Every entry must be copied word for word.

_Data in this exercise:_
==============================

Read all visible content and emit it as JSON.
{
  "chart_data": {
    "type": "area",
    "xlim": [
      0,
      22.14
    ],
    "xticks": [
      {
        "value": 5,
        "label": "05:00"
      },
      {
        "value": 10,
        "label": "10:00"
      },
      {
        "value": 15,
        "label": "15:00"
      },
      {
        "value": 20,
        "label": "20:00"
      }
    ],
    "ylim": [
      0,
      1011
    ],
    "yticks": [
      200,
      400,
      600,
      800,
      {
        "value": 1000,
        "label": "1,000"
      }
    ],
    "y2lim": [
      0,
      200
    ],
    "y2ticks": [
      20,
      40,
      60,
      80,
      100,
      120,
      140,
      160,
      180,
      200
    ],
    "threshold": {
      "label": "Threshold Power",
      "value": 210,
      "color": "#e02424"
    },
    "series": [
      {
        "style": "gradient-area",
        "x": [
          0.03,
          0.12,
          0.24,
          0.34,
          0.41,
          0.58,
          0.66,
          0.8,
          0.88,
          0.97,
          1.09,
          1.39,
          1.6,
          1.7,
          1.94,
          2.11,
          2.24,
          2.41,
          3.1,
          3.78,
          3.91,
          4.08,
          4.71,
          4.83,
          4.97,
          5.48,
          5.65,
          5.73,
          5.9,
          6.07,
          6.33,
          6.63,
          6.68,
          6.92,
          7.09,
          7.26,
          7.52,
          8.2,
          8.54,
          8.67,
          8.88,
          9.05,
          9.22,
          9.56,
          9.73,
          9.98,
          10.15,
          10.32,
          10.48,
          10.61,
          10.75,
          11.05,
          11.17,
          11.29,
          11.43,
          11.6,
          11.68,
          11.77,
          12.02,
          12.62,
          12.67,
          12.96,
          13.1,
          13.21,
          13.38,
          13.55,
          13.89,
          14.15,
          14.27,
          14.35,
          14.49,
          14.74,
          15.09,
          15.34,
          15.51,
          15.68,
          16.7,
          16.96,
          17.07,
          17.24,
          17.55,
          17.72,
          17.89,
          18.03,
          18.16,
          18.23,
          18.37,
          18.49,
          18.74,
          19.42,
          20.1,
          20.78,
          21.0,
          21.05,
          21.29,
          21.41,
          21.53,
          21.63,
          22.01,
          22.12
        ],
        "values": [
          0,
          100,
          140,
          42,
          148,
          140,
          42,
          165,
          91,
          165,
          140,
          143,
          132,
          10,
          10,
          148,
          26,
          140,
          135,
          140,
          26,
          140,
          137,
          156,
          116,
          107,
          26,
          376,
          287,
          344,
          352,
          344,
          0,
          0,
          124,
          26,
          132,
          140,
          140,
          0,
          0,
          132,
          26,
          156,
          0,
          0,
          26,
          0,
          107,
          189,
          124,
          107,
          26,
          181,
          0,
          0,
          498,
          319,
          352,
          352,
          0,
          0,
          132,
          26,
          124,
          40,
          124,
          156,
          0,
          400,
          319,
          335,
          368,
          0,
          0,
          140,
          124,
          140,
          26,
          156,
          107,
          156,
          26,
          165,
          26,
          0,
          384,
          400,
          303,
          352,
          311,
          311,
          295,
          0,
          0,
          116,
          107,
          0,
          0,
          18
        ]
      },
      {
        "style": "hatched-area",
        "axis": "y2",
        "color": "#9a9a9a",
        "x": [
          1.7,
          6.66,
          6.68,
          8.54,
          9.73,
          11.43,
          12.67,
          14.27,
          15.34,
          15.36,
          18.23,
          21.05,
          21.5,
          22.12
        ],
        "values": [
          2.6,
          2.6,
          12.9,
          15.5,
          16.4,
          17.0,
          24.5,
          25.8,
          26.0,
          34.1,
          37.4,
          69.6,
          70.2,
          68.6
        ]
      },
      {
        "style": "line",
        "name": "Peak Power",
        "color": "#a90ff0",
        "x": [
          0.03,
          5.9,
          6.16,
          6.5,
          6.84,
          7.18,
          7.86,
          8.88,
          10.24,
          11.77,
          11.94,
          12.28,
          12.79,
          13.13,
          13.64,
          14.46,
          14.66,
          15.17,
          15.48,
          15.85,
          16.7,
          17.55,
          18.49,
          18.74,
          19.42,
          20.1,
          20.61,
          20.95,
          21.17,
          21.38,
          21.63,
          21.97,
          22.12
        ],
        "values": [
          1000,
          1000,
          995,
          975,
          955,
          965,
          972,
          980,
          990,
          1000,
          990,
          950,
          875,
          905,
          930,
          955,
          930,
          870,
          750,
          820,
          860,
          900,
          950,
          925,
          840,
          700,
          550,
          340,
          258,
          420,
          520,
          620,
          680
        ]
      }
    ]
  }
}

==============================

_Correct response:_
Read all visible content and emit it as JSON.
{
  "chart_data": {
    "type": "area",
    "xlim": [
      0,
      22.14
    ],
    "xticks": [
      {
        "value": 5,
        "label": "05:00"
      },
      {
        "value": 10,
        "label": "10:00"
      },
      {
        "value": 15,
        "label": "15:00"
      },
      {
        "value": 20,
        "label": "20:00"
      }
    ],
    "ylim": [
      0,
      1011
    ],
    "yticks": [
      200,
      400,
      600,
      800,
      {
        "value": 1000,
        "label": "1,000"
      }
    ],
    "y2lim": [
      0,
      200
    ],
    "y2ticks": [
      20,
      40,
      60,
      80,
      100,
      120,
      140,
      160,
      180,
      200
    ],
    "threshold": {
      "label": "Threshold Power",
      "value": 210,
      "color": "#e02424"
    },
    "series": [
      {
        "style": "gradient-area",
        "x": [
          0.03,
          0.12,
          0.24,
          0.34,
          0.41,
          0.58,
          0.66,
          0.8,
          0.88,
          0.97,
          1.09,
          1.39,
          1.6,
          1.7,
          1.94,
          2.11,
          2.24,
          2.41,
          3.1,
          3.78,
          3.91,
          4.08,
          4.71,
          4.83,
          4.97,
          5.48,
          5.65,
          5.73,
          5.9,
          6.07,
          6.33,
          6.63,
          6.68,
          6.92,
          7.09,
          7.26,
          7.52,
          8.2,
          8.54,
          8.67,
          8.88,
          9.05,
          9.22,
          9.56,
          9.73,
          9.98,
          10.15,
          10.32,
          10.48,
          10.61,
          10.75,
          11.05,
          11.17,
          11.29,
          11.43,
          11.6,
          11.68,
          11.77,
          12.02,
          12.62,
          12.67,
          12.96,
          13.1,
          13.21,
          13.38,
          13.55,
          13.89,
          14.15,
          14.27,
          14.35,
          14.49,
          14.74,
          15.09,
          15.34,
          15.51,
          15.68,
          16.7,
          16.96,
          17.07,
          17.24,
          17.55,
          17.72,
          17.89,
          18.03,
          18.16,
          18.23,
          18.37,
          18.49,
          18.74,
          19.42,
          20.1,
          20.78,
          21.0,
          21.05,
          21.29,
          21.41,
          21.53,
          21.63,
          22.01,
          22.12
        ],
        "values": [
          0,
          100,
          140,
          42,
          148,
          140,
          42,
          165,
          91,
          165,
          140,
          143,
          132,
          10,
          10,
          148,
          26,
          140,
          135,
          140,
          26,
          140,
          137,
          156,
          116,
          107,
          26,
          376,
          287,
          344,
          352,
          344,
          0,
          0,
          124,
          26,
          132,
          140,
          140,
          0,
          0,
          132,
          26,
          156,
          0,
          0,
          26,
          0,
          107,
          189,
          124,
          107,
          26,
          181,
          0,
          0,
          498,
          319,
          352,
          352,
          0,
          0,
          132,
          26,
          124,
          40,
          124,
          156,
          0,
          400,
          319,
          335,
          368,
          0,
          0,
          140,
          124,
          140,
          26,
          156,
          107,
          156,
          26,
          165,
          26,
          0,
          384,
          400,
          303,
          352,
          311,
          311,
          295,
          0,
          0,
          116,
          107,
          0,
          0,
          18
        ]
      },
      {
        "style": "hatched-area",
        "axis": "y2",
        "color": "#9a9a9a",
        "x": [
          1.7,
          6.66,
          6.68,
          8.54,
          9.73,
          11.43,
          12.67,
          14.27,
          15.34,
          15.36,
          18.23,
          21.05,
          21.5,
          22.12
        ],
        "values": [
          2.6,
          2.6,
          12.9,
          15.5,
          16.4,
          17.0,
          24.5,
          25.8,
          26.0,
          34.1,
          37.4,
          69.6,
          70.2,
          68.6
        ]
      },
      {
        "style": "line",
        "name": "Peak Power",
        "color": "#a90ff0",
        "x": [
          0.03,
          5.9,
          6.16,
          6.5,
          6.84,
          7.18,
          7.86,
          8.88,
          10.24,
          11.77,
          11.94,
          12.28,
          12.79,
          13.13,
          13.64,
          14.46,
          14.66,
          15.17,
          15.48,
          15.85,
          16.7,
          17.55,
          18.49,
          18.74,
          19.42,
          20.1,
          20.61,
          20.95,
          21.17,
          21.38,
          21.63,
          21.97,
          22.12
        ],
        "values": [
          1000,
          1000,
          995,
          975,
          955,
          965,
          972,
          980,
          990,
          1000,
          990,
          950,
          875,
          905,
          930,
          955,
          930,
          870,
          750,
          820,
          860,
          900,
          950,
          925,
          840,
          700,
          550,
          340,
          258,
          420,
          520,
          620,
          680
        ]
      }
    ]
  }
}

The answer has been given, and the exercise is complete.